WORK REQUIRED = Repeat the listing that follows, character for character, minus the pictures.
══ GIVEN ENTRIES ══
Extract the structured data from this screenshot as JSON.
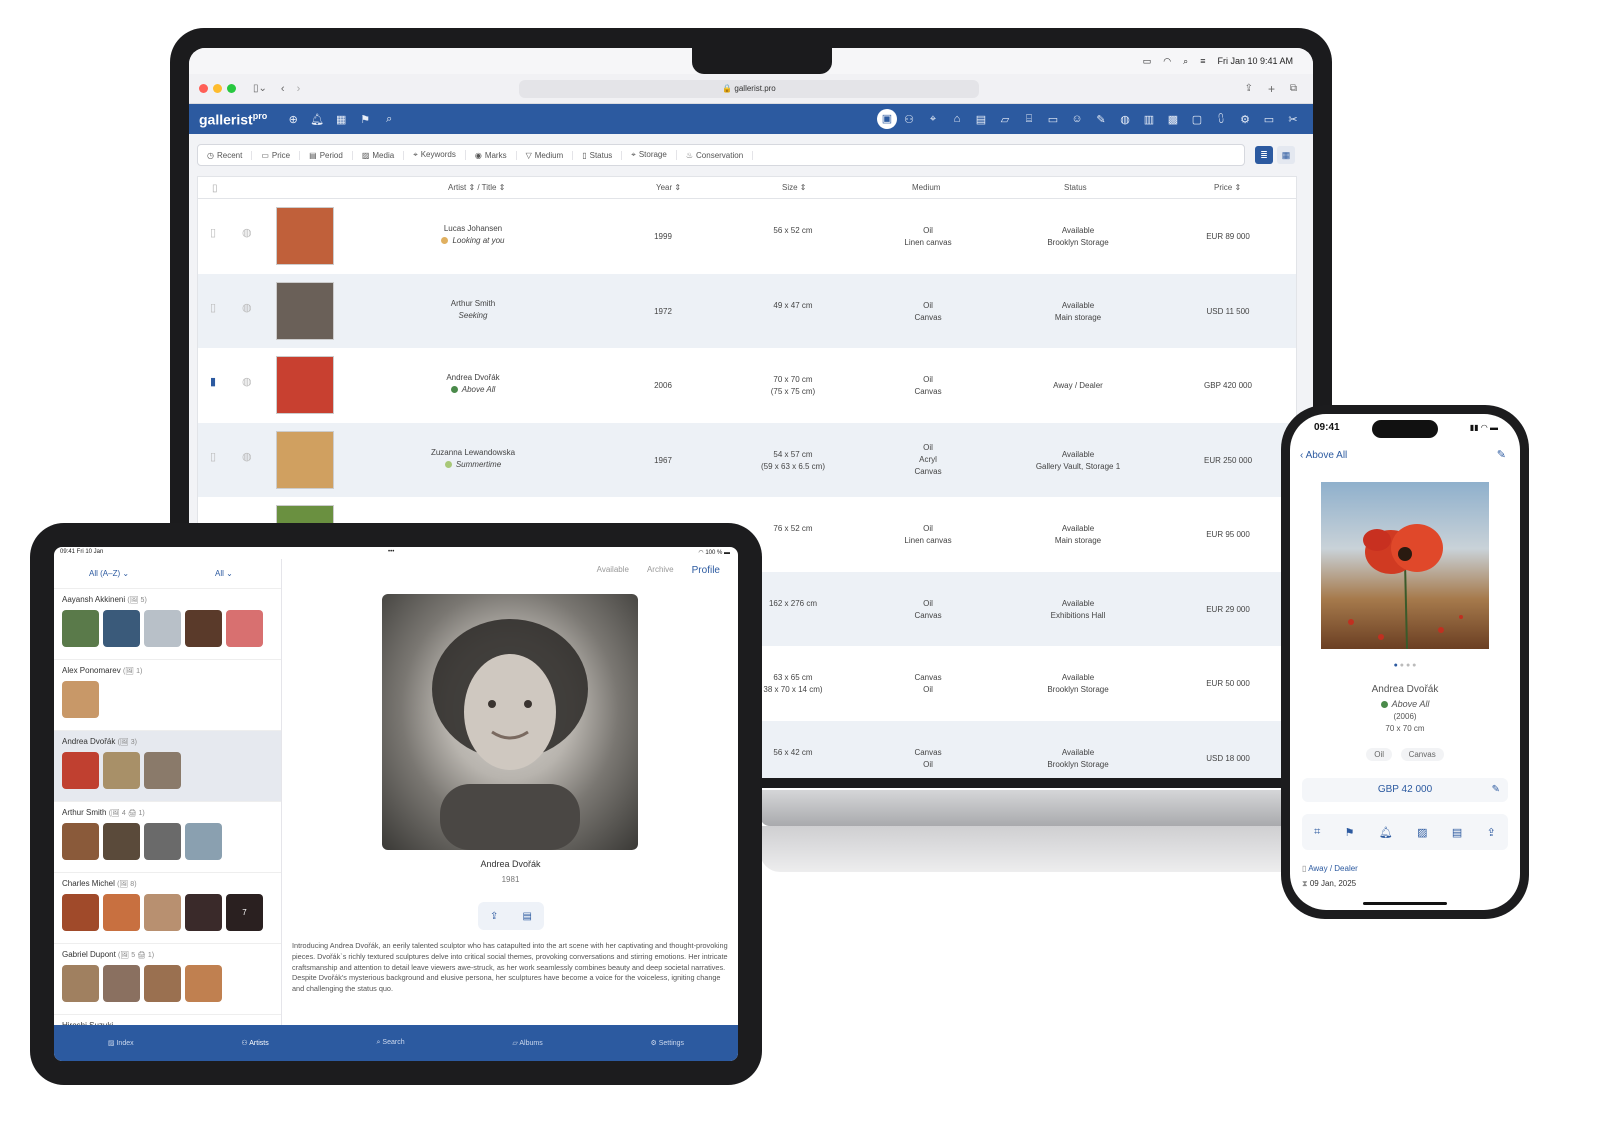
{
  "laptop": {
    "menubar": {
      "datetime": "Fri Jan 10 9:41 AM"
    },
    "browser": {
      "url": "gallerist.pro"
    },
    "app": {
      "logo": "gallerist",
      "logo_sup": "pro"
    },
    "filters": [
      "Recent",
      "Price",
      "Period",
      "Media",
      "Keywords",
      "Marks",
      "Medium",
      "Status",
      "Storage",
      "Conservation"
    ],
    "columns": {
      "artist_title": "Artist ⇕ / Title ⇕",
      "year": "Year ⇕",
      "size": "Size ⇕",
      "medium": "Medium",
      "status": "Status",
      "price": "Price ⇕"
    },
    "rows": [
      {
        "artist": "Lucas Johansen",
        "title": "Looking at you",
        "dot": "#e0b060",
        "year": "1999",
        "size": "56 x 52 cm",
        "size2": "",
        "medium": "Oil",
        "medium2": "Linen canvas",
        "medium3": "",
        "status": "Available",
        "status2": "Brooklyn Storage",
        "price": "EUR 89 000",
        "bookmarked": false
      },
      {
        "artist": "Arthur Smith",
        "title": "Seeking",
        "dot": "",
        "year": "1972",
        "size": "49 x 47 cm",
        "size2": "",
        "medium": "Oil",
        "medium2": "Canvas",
        "medium3": "",
        "status": "Available",
        "status2": "Main storage",
        "price": "USD 11 500",
        "bookmarked": false
      },
      {
        "artist": "Andrea Dvořák",
        "title": "Above All",
        "dot": "#4a8a4a",
        "year": "2006",
        "size": "70 x 70 cm",
        "size2": "(75 x 75 cm)",
        "medium": "Oil",
        "medium2": "Canvas",
        "medium3": "",
        "status": "Away / Dealer",
        "status2": "",
        "price": "GBP 420 000",
        "bookmarked": true
      },
      {
        "artist": "Zuzanna Lewandowska",
        "title": "Summertime",
        "dot": "#a8c878",
        "year": "1967",
        "size": "54 x 57 cm",
        "size2": "(59 x 63 x 6.5 cm)",
        "medium": "Oil",
        "medium2": "Acryl",
        "medium3": "Canvas",
        "status": "Available",
        "status2": "Gallery Vault, Storage 1",
        "price": "EUR 250 000",
        "bookmarked": false
      },
      {
        "artist": "",
        "title": "",
        "dot": "",
        "year": "",
        "size": "76 x 52 cm",
        "size2": "",
        "medium": "Oil",
        "medium2": "Linen canvas",
        "medium3": "",
        "status": "Available",
        "status2": "Main storage",
        "price": "EUR 95 000",
        "bookmarked": false
      },
      {
        "artist": "",
        "title": "",
        "dot": "",
        "year": "",
        "size": "162 x 276 cm",
        "size2": "",
        "medium": "Oil",
        "medium2": "Canvas",
        "medium3": "",
        "status": "Available",
        "status2": "Exhibitions Hall",
        "price": "EUR 29 000",
        "bookmarked": false
      },
      {
        "artist": "",
        "title": "",
        "dot": "",
        "year": "",
        "size": "63 x 65 cm",
        "size2": "38 x 70 x 14 cm)",
        "medium": "Canvas",
        "medium2": "Oil",
        "medium3": "",
        "status": "Available",
        "status2": "Brooklyn Storage",
        "price": "EUR 50 000",
        "bookmarked": false
      },
      {
        "artist": "",
        "title": "",
        "dot": "",
        "year": "",
        "size": "56 x 42 cm",
        "size2": "",
        "medium": "Canvas",
        "medium2": "Oil",
        "medium3": "",
        "status": "Available",
        "status2": "Brooklyn Storage",
        "price": "USD 18 000",
        "bookmarked": false
      }
    ]
  },
  "tablet": {
    "status": {
      "time": "09:41  Fri 10 Jan",
      "battery": "100 %"
    },
    "filter_sort": "All (A–Z) ⌄",
    "filter_all": "All ⌄",
    "tabs": {
      "available": "Available",
      "archive": "Archive",
      "profile": "Profile"
    },
    "artists": [
      {
        "name": "Aayansh Akkineni",
        "count": "(🖼 5)",
        "thumbs": [
          "#5a7a4a",
          "#3a5a7a",
          "#b8c0c8",
          "#5a3a2a",
          "#d87070"
        ],
        "selected": false
      },
      {
        "name": "Alex Ponomarev",
        "count": "(🖼 1)",
        "thumbs": [
          "#c89868"
        ],
        "selected": false
      },
      {
        "name": "Andrea Dvořák",
        "count": "(🖼 3)",
        "thumbs": [
          "#c04030",
          "#a89068",
          "#8a7a6a"
        ],
        "selected": true
      },
      {
        "name": "Arthur Smith",
        "count": "(🖼 4  🖨 1)",
        "thumbs": [
          "#8a5a3a",
          "#5a4a3a",
          "#6a6a6a",
          "#8aa0b0"
        ],
        "selected": false
      },
      {
        "name": "Charles Michel",
        "count": "(🖼 8)",
        "thumbs": [
          "#a04a2a",
          "#c87040",
          "#b89070",
          "#3a2a2a",
          "#2a2020"
        ],
        "selected": false
      },
      {
        "name": "Gabriel Dupont",
        "count": "(🖼 5  🖨 1)",
        "thumbs": [
          "#a08060",
          "#8a7060",
          "#9a7050",
          "#c08050"
        ],
        "selected": false
      },
      {
        "name": "Hiroshi Suzuki",
        "count": "",
        "thumbs": [],
        "selected": false
      }
    ],
    "thumb_badge": "7",
    "profile": {
      "name": "Andrea Dvořák",
      "year": "1981",
      "bio": "Introducing Andrea Dvořák, an eerily talented sculptor who has catapulted into the art scene with her captivating and thought-provoking pieces. Dvořák`s richly textured sculptures delve into critical social themes, provoking conversations and stirring emotions. Her intricate craftsmanship and attention to detail leave viewers awe-struck, as her work seamlessly combines beauty and deep societal narratives. Despite Dvořák's mysterious background and elusive persona, her sculptures have become a voice for the voiceless, igniting change and challenging the status quo."
    },
    "tabbar": [
      "Index",
      "Artists",
      "Search",
      "Albums",
      "Settings"
    ]
  },
  "phone": {
    "time": "09:41",
    "back": "Above All",
    "artist": "Andrea Dvořák",
    "title": "Above All",
    "year": "(2006)",
    "size": "70 x 70 cm",
    "chips": [
      "Oil",
      "Canvas"
    ],
    "price": "GBP 42 000",
    "status": "Away / Dealer",
    "date": "09 Jan, 2025"
  }
}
═══
SOLUTION BELOW =
Extract the structured data from this screenshot as JSON.
{
  "laptop": {
    "menubar": {
      "datetime": "Fri Jan 10 9:41 AM"
    },
    "browser": {
      "url": "gallerist.pro"
    },
    "app": {
      "logo": "gallerist",
      "logo_sup": "pro"
    },
    "filters": [
      "Recent",
      "Price",
      "Period",
      "Media",
      "Keywords",
      "Marks",
      "Medium",
      "Status",
      "Storage",
      "Conservation"
    ],
    "columns": {
      "artist_title": "Artist ⇕ / Title ⇕",
      "year": "Year ⇕",
      "size": "Size ⇕",
      "medium": "Medium",
      "status": "Status",
      "price": "Price ⇕"
    },
    "rows": [
      {
        "artist": "Lucas Johansen",
        "title": "Looking at you",
        "dot": "#e0b060",
        "year": "1999",
        "size": "56 x 52 cm",
        "size2": "",
        "medium": "Oil",
        "medium2": "Linen canvas",
        "medium3": "",
        "status": "Available",
        "status2": "Brooklyn Storage",
        "price": "EUR 89 000",
        "bookmarked": false
      },
      {
        "artist": "Arthur Smith",
        "title": "Seeking",
        "dot": "",
        "year": "1972",
        "size": "49 x 47 cm",
        "size2": "",
        "medium": "Oil",
        "medium2": "Canvas",
        "medium3": "",
        "status": "Available",
        "status2": "Main storage",
        "price": "USD 11 500",
        "bookmarked": false
      },
      {
        "artist": "Andrea Dvořák",
        "title": "Above All",
        "dot": "#4a8a4a",
        "year": "2006",
        "size": "70 x 70 cm",
        "size2": "(75 x 75 cm)",
        "medium": "Oil",
        "medium2": "Canvas",
        "medium3": "",
        "status": "Away / Dealer",
        "status2": "",
        "price": "GBP 420 000",
        "bookmarked": true
      },
      {
        "artist": "Zuzanna Lewandowska",
        "title": "Summertime",
        "dot": "#a8c878",
        "year": "1967",
        "size": "54 x 57 cm",
        "size2": "(59 x 63 x 6.5 cm)",
        "medium": "Oil",
        "medium2": "Acryl",
        "medium3": "Canvas",
        "status": "Available",
        "status2": "Gallery Vault, Storage 1",
        "price": "EUR 250 000",
        "bookmarked": false
      },
      {
        "artist": "",
        "title": "",
        "dot": "",
        "year": "",
        "size": "76 x 52 cm",
        "size2": "",
        "medium": "Oil",
        "medium2": "Linen canvas",
        "medium3": "",
        "status": "Available",
        "status2": "Main storage",
        "price": "EUR 95 000",
        "bookmarked": false
      },
      {
        "artist": "",
        "title": "",
        "dot": "",
        "year": "",
        "size": "162 x 276 cm",
        "size2": "",
        "medium": "Oil",
        "medium2": "Canvas",
        "medium3": "",
        "status": "Available",
        "status2": "Exhibitions Hall",
        "price": "EUR 29 000",
        "bookmarked": false
      },
      {
        "artist": "",
        "title": "",
        "dot": "",
        "year": "",
        "size": "63 x 65 cm",
        "size2": "38 x 70 x 14 cm)",
        "medium": "Canvas",
        "medium2": "Oil",
        "medium3": "",
        "status": "Available",
        "status2": "Brooklyn Storage",
        "price": "EUR 50 000",
        "bookmarked": false
      },
      {
        "artist": "",
        "title": "",
        "dot": "",
        "year": "",
        "size": "56 x 42 cm",
        "size2": "",
        "medium": "Canvas",
        "medium2": "Oil",
        "medium3": "",
        "status": "Available",
        "status2": "Brooklyn Storage",
        "price": "USD 18 000",
        "bookmarked": false
      }
    ]
  },
  "tablet": {
    "status": {
      "time": "09:41  Fri 10 Jan",
      "battery": "100 %"
    },
    "filter_sort": "All (A–Z) ⌄",
    "filter_all": "All ⌄",
    "tabs": {
      "available": "Available",
      "archive": "Archive",
      "profile": "Profile"
    },
    "artists": [
      {
        "name": "Aayansh Akkineni",
        "count": "(🖼 5)",
        "thumbs": [
          "#5a7a4a",
          "#3a5a7a",
          "#b8c0c8",
          "#5a3a2a",
          "#d87070"
        ],
        "selected": false
      },
      {
        "name": "Alex Ponomarev",
        "count": "(🖼 1)",
        "thumbs": [
          "#c89868"
        ],
        "selected": false
      },
      {
        "name": "Andrea Dvořák",
        "count": "(🖼 3)",
        "thumbs": [
          "#c04030",
          "#a89068",
          "#8a7a6a"
        ],
        "selected": true
      },
      {
        "name": "Arthur Smith",
        "count": "(🖼 4  🖨 1)",
        "thumbs": [
          "#8a5a3a",
          "#5a4a3a",
          "#6a6a6a",
          "#8aa0b0"
        ],
        "selected": false
      },
      {
        "name": "Charles Michel",
        "count": "(🖼 8)",
        "thumbs": [
          "#a04a2a",
          "#c87040",
          "#b89070",
          "#3a2a2a",
          "#2a2020"
        ],
        "selected": false
      },
      {
        "name": "Gabriel Dupont",
        "count": "(🖼 5  🖨 1)",
        "thumbs": [
          "#a08060",
          "#8a7060",
          "#9a7050",
          "#c08050"
        ],
        "selected": false
      },
      {
        "name": "Hiroshi Suzuki",
        "count": "",
        "thumbs": [],
        "selected": false
      }
    ],
    "thumb_badge": "7",
    "profile": {
      "name": "Andrea Dvořák",
      "year": "1981",
      "bio": "Introducing Andrea Dvořák, an eerily talented sculptor who has catapulted into the art scene with her captivating and thought-provoking pieces. Dvořák`s richly textured sculptures delve into critical social themes, provoking conversations and stirring emotions. Her intricate craftsmanship and attention to detail leave viewers awe-struck, as her work seamlessly combines beauty and deep societal narratives. Despite Dvořák's mysterious background and elusive persona, her sculptures have become a voice for the voiceless, igniting change and challenging the status quo."
    },
    "tabbar": [
      "Index",
      "Artists",
      "Search",
      "Albums",
      "Settings"
    ]
  },
  "phone": {
    "time": "09:41",
    "back": "Above All",
    "artist": "Andrea Dvořák",
    "title": "Above All",
    "year": "(2006)",
    "size": "70 x 70 cm",
    "chips": [
      "Oil",
      "Canvas"
    ],
    "price": "GBP 42 000",
    "status": "Away / Dealer",
    "date": "09 Jan, 2025"
  }
}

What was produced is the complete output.